* EXERCISE DETAILS
Copy out all the entries exactly.

* Stored entries
※ ※ ※

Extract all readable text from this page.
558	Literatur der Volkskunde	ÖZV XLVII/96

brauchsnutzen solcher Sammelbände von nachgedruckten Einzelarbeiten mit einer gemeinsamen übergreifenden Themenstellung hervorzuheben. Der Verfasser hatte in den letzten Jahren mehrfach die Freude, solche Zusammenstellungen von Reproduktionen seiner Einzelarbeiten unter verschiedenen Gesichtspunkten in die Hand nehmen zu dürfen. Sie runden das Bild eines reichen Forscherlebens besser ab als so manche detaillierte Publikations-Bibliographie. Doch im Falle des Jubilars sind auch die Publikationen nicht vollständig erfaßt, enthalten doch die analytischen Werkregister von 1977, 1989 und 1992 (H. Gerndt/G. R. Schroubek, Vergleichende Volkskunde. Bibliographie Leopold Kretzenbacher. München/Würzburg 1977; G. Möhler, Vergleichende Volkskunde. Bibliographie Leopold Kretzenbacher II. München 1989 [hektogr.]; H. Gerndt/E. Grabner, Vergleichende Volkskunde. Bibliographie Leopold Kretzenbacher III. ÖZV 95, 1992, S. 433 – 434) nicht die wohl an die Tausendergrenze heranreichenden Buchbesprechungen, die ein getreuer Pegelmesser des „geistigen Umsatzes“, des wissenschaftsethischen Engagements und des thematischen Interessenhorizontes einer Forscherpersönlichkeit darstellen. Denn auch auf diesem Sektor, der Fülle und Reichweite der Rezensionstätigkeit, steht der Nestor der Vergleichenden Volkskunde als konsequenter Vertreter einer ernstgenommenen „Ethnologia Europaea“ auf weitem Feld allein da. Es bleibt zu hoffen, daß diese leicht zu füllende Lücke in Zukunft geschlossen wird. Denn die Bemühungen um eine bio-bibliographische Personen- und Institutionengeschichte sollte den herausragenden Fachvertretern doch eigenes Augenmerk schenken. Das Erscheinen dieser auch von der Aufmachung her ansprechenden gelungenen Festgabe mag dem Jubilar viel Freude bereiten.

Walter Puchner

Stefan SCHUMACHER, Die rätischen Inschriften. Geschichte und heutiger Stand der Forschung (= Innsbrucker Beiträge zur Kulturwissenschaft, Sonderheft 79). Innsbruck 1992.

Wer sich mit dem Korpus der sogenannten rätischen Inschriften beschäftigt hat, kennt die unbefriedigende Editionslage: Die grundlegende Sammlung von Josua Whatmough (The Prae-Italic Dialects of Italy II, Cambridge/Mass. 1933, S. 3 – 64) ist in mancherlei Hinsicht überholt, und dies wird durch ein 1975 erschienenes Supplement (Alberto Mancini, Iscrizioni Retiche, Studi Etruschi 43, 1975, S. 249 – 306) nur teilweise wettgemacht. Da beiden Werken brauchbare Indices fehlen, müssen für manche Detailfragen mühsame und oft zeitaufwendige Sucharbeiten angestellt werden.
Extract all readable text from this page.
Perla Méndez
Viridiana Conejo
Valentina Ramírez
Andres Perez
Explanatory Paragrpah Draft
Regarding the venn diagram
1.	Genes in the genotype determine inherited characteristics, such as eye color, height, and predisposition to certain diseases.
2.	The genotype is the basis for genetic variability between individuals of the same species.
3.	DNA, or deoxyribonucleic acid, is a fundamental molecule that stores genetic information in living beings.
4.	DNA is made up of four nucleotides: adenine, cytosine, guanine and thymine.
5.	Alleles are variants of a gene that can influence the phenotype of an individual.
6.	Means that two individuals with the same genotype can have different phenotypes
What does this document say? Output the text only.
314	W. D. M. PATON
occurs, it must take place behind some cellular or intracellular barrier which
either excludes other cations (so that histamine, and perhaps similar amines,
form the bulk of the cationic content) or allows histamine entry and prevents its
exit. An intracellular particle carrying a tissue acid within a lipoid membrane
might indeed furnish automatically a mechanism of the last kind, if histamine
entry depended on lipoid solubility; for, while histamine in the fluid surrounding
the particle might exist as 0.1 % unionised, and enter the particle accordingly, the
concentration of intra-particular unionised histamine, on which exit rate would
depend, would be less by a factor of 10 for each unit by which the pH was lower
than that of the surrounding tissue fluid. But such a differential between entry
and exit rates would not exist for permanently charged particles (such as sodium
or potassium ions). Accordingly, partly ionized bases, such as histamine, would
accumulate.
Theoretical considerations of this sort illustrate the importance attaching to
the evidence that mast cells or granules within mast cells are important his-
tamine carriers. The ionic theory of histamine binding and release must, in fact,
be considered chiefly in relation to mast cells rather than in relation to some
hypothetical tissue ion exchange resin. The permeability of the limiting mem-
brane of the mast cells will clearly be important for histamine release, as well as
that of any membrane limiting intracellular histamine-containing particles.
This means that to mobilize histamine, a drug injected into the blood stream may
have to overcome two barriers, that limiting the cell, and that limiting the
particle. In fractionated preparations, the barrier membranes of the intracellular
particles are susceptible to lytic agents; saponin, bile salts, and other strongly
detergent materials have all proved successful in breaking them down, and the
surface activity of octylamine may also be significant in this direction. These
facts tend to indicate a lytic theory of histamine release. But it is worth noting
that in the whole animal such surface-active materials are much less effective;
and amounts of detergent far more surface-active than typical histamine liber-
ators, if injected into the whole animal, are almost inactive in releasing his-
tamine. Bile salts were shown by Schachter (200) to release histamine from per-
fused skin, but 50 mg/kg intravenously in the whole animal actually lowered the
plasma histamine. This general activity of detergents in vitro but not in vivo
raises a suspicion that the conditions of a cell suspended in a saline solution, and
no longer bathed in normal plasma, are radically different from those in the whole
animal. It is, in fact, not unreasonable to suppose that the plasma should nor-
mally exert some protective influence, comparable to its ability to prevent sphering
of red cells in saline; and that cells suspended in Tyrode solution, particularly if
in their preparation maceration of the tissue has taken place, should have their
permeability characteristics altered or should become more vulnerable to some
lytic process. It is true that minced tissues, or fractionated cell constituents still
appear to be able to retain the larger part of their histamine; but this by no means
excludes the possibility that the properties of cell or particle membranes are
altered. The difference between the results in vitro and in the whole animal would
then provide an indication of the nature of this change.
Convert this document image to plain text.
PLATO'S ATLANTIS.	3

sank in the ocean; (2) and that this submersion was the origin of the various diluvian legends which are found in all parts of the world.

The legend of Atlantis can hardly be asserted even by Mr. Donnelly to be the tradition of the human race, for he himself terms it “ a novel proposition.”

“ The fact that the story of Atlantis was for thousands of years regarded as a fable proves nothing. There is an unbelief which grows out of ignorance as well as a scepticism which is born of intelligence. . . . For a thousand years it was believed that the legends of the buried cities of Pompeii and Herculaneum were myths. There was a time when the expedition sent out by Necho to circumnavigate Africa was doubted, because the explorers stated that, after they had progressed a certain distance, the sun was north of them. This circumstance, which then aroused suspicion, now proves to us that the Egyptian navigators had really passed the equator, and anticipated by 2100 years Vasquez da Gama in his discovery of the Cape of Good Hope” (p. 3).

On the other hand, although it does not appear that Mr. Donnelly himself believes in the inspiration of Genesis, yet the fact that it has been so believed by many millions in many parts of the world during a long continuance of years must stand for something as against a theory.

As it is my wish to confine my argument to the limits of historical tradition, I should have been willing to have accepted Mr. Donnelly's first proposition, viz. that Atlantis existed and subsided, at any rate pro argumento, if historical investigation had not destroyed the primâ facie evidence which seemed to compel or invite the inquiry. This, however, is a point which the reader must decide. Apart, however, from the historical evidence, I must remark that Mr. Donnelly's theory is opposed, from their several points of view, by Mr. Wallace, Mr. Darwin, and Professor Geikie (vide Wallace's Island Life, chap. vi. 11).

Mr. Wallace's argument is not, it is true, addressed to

※ ※ ※

* RESPONSE
Extract all readable text from this page.
558	Literatur der Volkskunde	ÖZV XLVII/96

brauchsnutzen solcher Sammelbände von nachgedruckten Einzelarbeiten mit einer gemeinsamen übergreifenden Themenstellung hervorzuheben. Der Verfasser hatte in den letzten Jahren mehrfach die Freude, solche Zusammenstellungen von Reproduktionen seiner Einzelarbeiten unter verschiedenen Gesichtspunkten in die Hand nehmen zu dürfen. Sie runden das Bild eines reichen Forscherlebens besser ab als so manche detaillierte Publikations-Bibliographie. Doch im Falle des Jubilars sind auch die Publikationen nicht vollständig erfaßt, enthalten doch die analytischen Werkregister von 1977, 1989 und 1992 (H. Gerndt/G. R. Schroubek, Vergleichende Volkskunde. Bibliographie Leopold Kretzenbacher. München/Würzburg 1977; G. Möhler, Vergleichende Volkskunde. Bibliographie Leopold Kretzenbacher II. München 1989 [hektogr.]; H. Gerndt/E. Grabner, Vergleichende Volkskunde. Bibliographie Leopold Kretzenbacher III. ÖZV 95, 1992, S. 433 – 434) nicht die wohl an die Tausendergrenze heranreichenden Buchbesprechungen, die ein getreuer Pegelmesser des „geistigen Umsatzes“, des wissenschaftsethischen Engagements und des thematischen Interessenhorizontes einer Forscherpersönlichkeit darstellen. Denn auch auf diesem Sektor, der Fülle und Reichweite der Rezensionstätigkeit, steht der Nestor der Vergleichenden Volkskunde als konsequenter Vertreter einer ernstgenommenen „Ethnologia Europaea“ auf weitem Feld allein da. Es bleibt zu hoffen, daß diese leicht zu füllende Lücke in Zukunft geschlossen wird. Denn die Bemühungen um eine bio-bibliographische Personen- und Institutionengeschichte sollte den herausragenden Fachvertretern doch eigenes Augenmerk schenken. Das Erscheinen dieser auch von der Aufmachung her ansprechenden gelungenen Festgabe mag dem Jubilar viel Freude bereiten.

Walter Puchner

Stefan SCHUMACHER, Die rätischen Inschriften. Geschichte und heutiger Stand der Forschung (= Innsbrucker Beiträge zur Kulturwissenschaft, Sonderheft 79). Innsbruck 1992.

Wer sich mit dem Korpus der sogenannten rätischen Inschriften beschäftigt hat, kennt die unbefriedigende Editionslage: Die grundlegende Sammlung von Josua Whatmough (The Prae-Italic Dialects of Italy II, Cambridge/Mass. 1933, S. 3 – 64) ist in mancherlei Hinsicht überholt, und dies wird durch ein 1975 erschienenes Supplement (Alberto Mancini, Iscrizioni Retiche, Studi Etruschi 43, 1975, S. 249 – 306) nur teilweise wettgemacht. Da beiden Werken brauchbare Indices fehlen, müssen für manche Detailfragen mühsame und oft zeitaufwendige Sucharbeiten angestellt werden.
Extract all readable text from this page.
Perla Méndez
Viridiana Conejo
Valentina Ramírez
Andres Perez
Explanatory Paragrpah Draft
Regarding the venn diagram
1.	Genes in the genotype determine inherited characteristics, such as eye color, height, and predisposition to certain diseases.
2.	The genotype is the basis for genetic variability between individuals of the same species.
3.	DNA, or deoxyribonucleic acid, is a fundamental molecule that stores genetic information in living beings.
4.	DNA is made up of four nucleotides: adenine, cytosine, guanine and thymine.
5.	Alleles are variants of a gene that can influence the phenotype of an individual.
6.	Means that two individuals with the same genotype can have different phenotypes
What does this document say? Output the text only.
314	W. D. M. PATON
occurs, it must take place behind some cellular or intracellular barrier which
either excludes other cations (so that histamine, and perhaps similar amines,
form the bulk of the cationic content) or allows histamine entry and prevents its
exit. An intracellular particle carrying a tissue acid within a lipoid membrane
might indeed furnish automatically a mechanism of the last kind, if histamine
entry depended on lipoid solubility; for, while histamine in the fluid surrounding
the particle might exist as 0.1 % unionised, and enter the particle accordingly, the
concentration of intra-particular unionised histamine, on which exit rate would
depend, would be less by a factor of 10 for each unit by which the pH was lower
than that of the surrounding tissue fluid. But such a differential between entry
and exit rates would not exist for permanently charged particles (such as sodium
or potassium ions). Accordingly, partly ionized bases, such as histamine, would
accumulate.
Theoretical considerations of this sort illustrate the importance attaching to
the evidence that mast cells or granules within mast cells are important his-
tamine carriers. The ionic theory of histamine binding and release must, in fact,
be considered chiefly in relation to mast cells rather than in relation to some
hypothetical tissue ion exchange resin. The permeability of the limiting mem-
brane of the mast cells will clearly be important for histamine release, as well as
that of any membrane limiting intracellular histamine-containing particles.
This means that to mobilize histamine, a drug injected into the blood stream may
have to overcome two barriers, that limiting the cell, and that limiting the
particle. In fractionated preparations, the barrier membranes of the intracellular
particles are susceptible to lytic agents; saponin, bile salts, and other strongly
detergent materials have all proved successful in breaking them down, and the
surface activity of octylamine may also be significant in this direction. These
facts tend to indicate a lytic theory of histamine release. But it is worth noting
that in the whole animal such surface-active materials are much less effective;
and amounts of detergent far more surface-active than typical histamine liber-
ators, if injected into the whole animal, are almost inactive in releasing his-
tamine. Bile salts were shown by Schachter (200) to release histamine from per-
fused skin, but 50 mg/kg intravenously in the whole animal actually lowered the
plasma histamine. This general activity of detergents in vitro but not in vivo
raises a suspicion that the conditions of a cell suspended in a saline solution, and
no longer bathed in normal plasma, are radically different from those in the whole
animal. It is, in fact, not unreasonable to suppose that the plasma should nor-
mally exert some protective influence, comparable to its ability to prevent sphering
of red cells in saline; and that cells suspended in Tyrode solution, particularly if
in their preparation maceration of the tissue has taken place, should have their
permeability characteristics altered or should become more vulnerable to some
lytic process. It is true that minced tissues, or fractionated cell constituents still
appear to be able to retain the larger part of their histamine; but this by no means
excludes the possibility that the properties of cell or particle membranes are
altered. The difference between the results in vitro and in the whole animal would
then provide an indication of the nature of this change.
Convert this document image to plain text.
PLATO'S ATLANTIS.	3

sank in the ocean; (2) and that this submersion was the origin of the various diluvian legends which are found in all parts of the world.

The legend of Atlantis can hardly be asserted even by Mr. Donnelly to be the tradition of the human race, for he himself terms it “ a novel proposition.”

“ The fact that the story of Atlantis was for thousands of years regarded as a fable proves nothing. There is an unbelief which grows out of ignorance as well as a scepticism which is born of intelligence. . . . For a thousand years it was believed that the legends of the buried cities of Pompeii and Herculaneum were myths. There was a time when the expedition sent out by Necho to circumnavigate Africa was doubted, because the explorers stated that, after they had progressed a certain distance, the sun was north of them. This circumstance, which then aroused suspicion, now proves to us that the Egyptian navigators had really passed the equator, and anticipated by 2100 years Vasquez da Gama in his discovery of the Cape of Good Hope” (p. 3).

On the other hand, although it does not appear that Mr. Donnelly himself believes in the inspiration of Genesis, yet the fact that it has been so believed by many millions in many parts of the world during a long continuance of years must stand for something as against a theory.

As it is my wish to confine my argument to the limits of historical tradition, I should have been willing to have accepted Mr. Donnelly's first proposition, viz. that Atlantis existed and subsided, at any rate pro argumento, if historical investigation had not destroyed the primâ facie evidence which seemed to compel or invite the inquiry. This, however, is a point which the reader must decide. Apart, however, from the historical evidence, I must remark that Mr. Donnelly's theory is opposed, from their several points of view, by Mr. Wallace, Mr. Darwin, and Professor Geikie (vide Wallace's Island Life, chap. vi. 11).

Mr. Wallace's argument is not, it is true, addressed to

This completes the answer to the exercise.